*Given instruction*.
Return each line of the records with nothing changed, pictures excepted.

*Material provided*.
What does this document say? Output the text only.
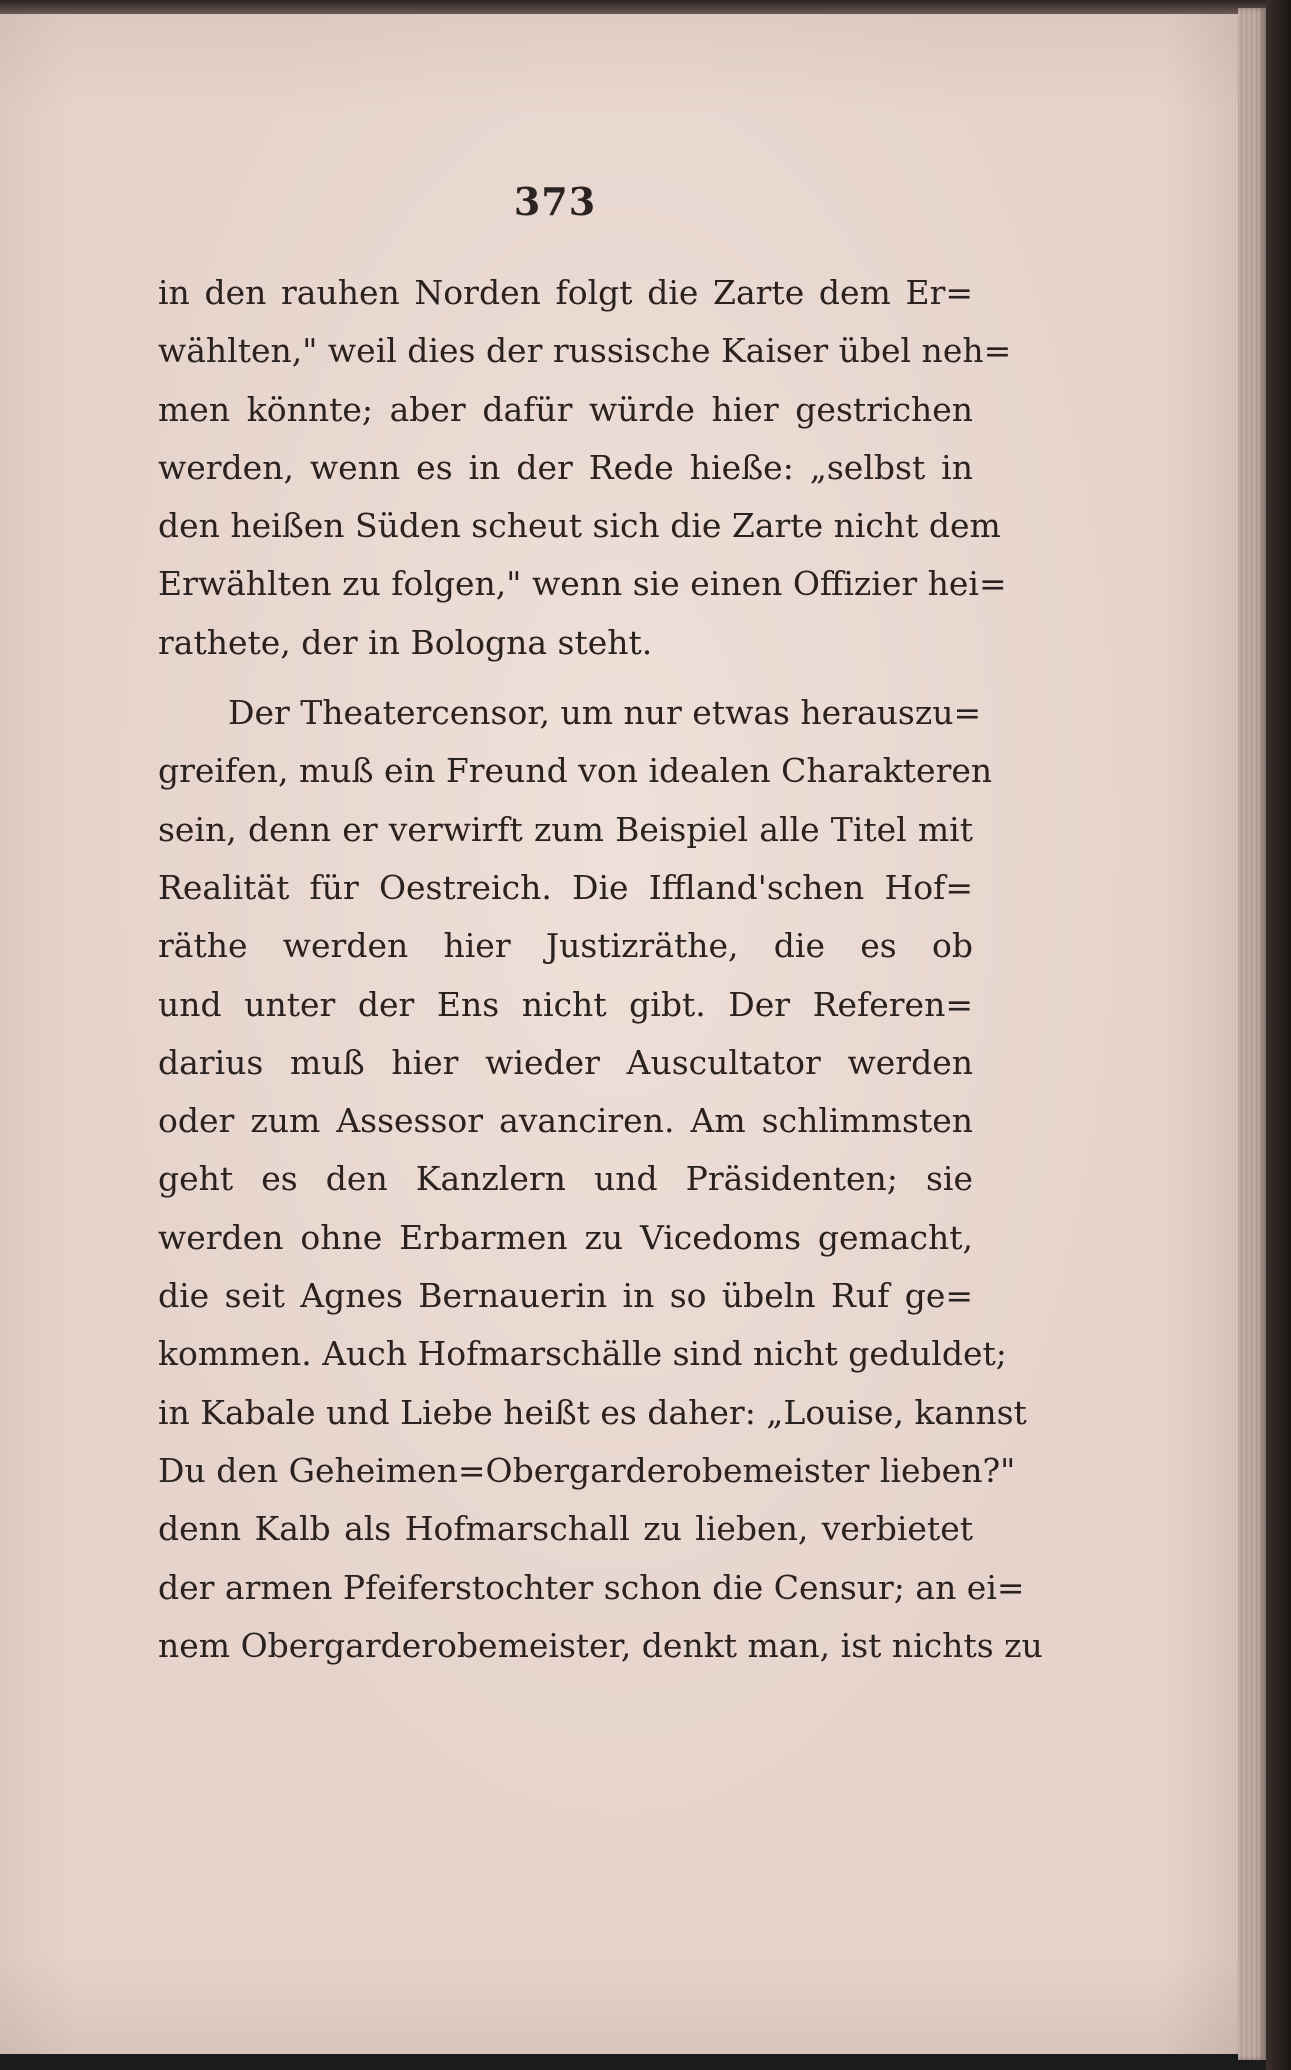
373
in den rauhen Norden folgt die Zarte dem Er=
wählten," weil dies der russische Kaiser übel neh=
men könnte; aber dafür würde hier gestrichen
werden, wenn es in der Rede hieße: „selbst in
den heißen Süden scheut sich die Zarte nicht dem
Erwählten zu folgen," wenn sie einen Offizier hei=
rathete, der in Bologna steht.
Der Theatercensor, um nur etwas herauszu=
greifen, muß ein Freund von idealen Charakteren
sein, denn er verwirft zum Beispiel alle Titel mit
Realität für Oestreich. Die Iffland'schen Hof=
räthe werden hier Justizräthe, die es ob
und unter der Ens nicht gibt. Der Referen=
darius muß hier wieder Auscultator werden
oder zum Assessor avanciren. Am schlimmsten
geht es den Kanzlern und Präsidenten; sie
werden ohne Erbarmen zu Vicedoms gemacht,
die seit Agnes Bernauerin in so übeln Ruf ge=
kommen. Auch Hofmarschälle sind nicht geduldet;
in Kabale und Liebe heißt es daher: „Louise, kannst
Du den Geheimen=Obergarderobemeister lieben?"
denn Kalb als Hofmarschall zu lieben, verbietet
der armen Pfeiferstochter schon die Censur; an ei=
nem Obergarderobemeister, denkt man, ist nichts zu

*The completed task*.
What does this document say? Output the text only.
373
in den rauhen Norden folgt die Zarte dem Er=
wählten," weil dies der russische Kaiser übel neh=
men könnte; aber dafür würde hier gestrichen
werden, wenn es in der Rede hieße: „selbst in
den heißen Süden scheut sich die Zarte nicht dem
Erwählten zu folgen," wenn sie einen Offizier hei=
rathete, der in Bologna steht.
Der Theatercensor, um nur etwas herauszu=
greifen, muß ein Freund von idealen Charakteren
sein, denn er verwirft zum Beispiel alle Titel mit
Realität für Oestreich. Die Iffland'schen Hof=
räthe werden hier Justizräthe, die es ob
und unter der Ens nicht gibt. Der Referen=
darius muß hier wieder Auscultator werden
oder zum Assessor avanciren. Am schlimmsten
geht es den Kanzlern und Präsidenten; sie
werden ohne Erbarmen zu Vicedoms gemacht,
die seit Agnes Bernauerin in so übeln Ruf ge=
kommen. Auch Hofmarschälle sind nicht geduldet;
in Kabale und Liebe heißt es daher: „Louise, kannst
Du den Geheimen=Obergarderobemeister lieben?"
denn Kalb als Hofmarschall zu lieben, verbietet
der armen Pfeiferstochter schon die Censur; an ei=
nem Obergarderobemeister, denkt man, ist nichts zu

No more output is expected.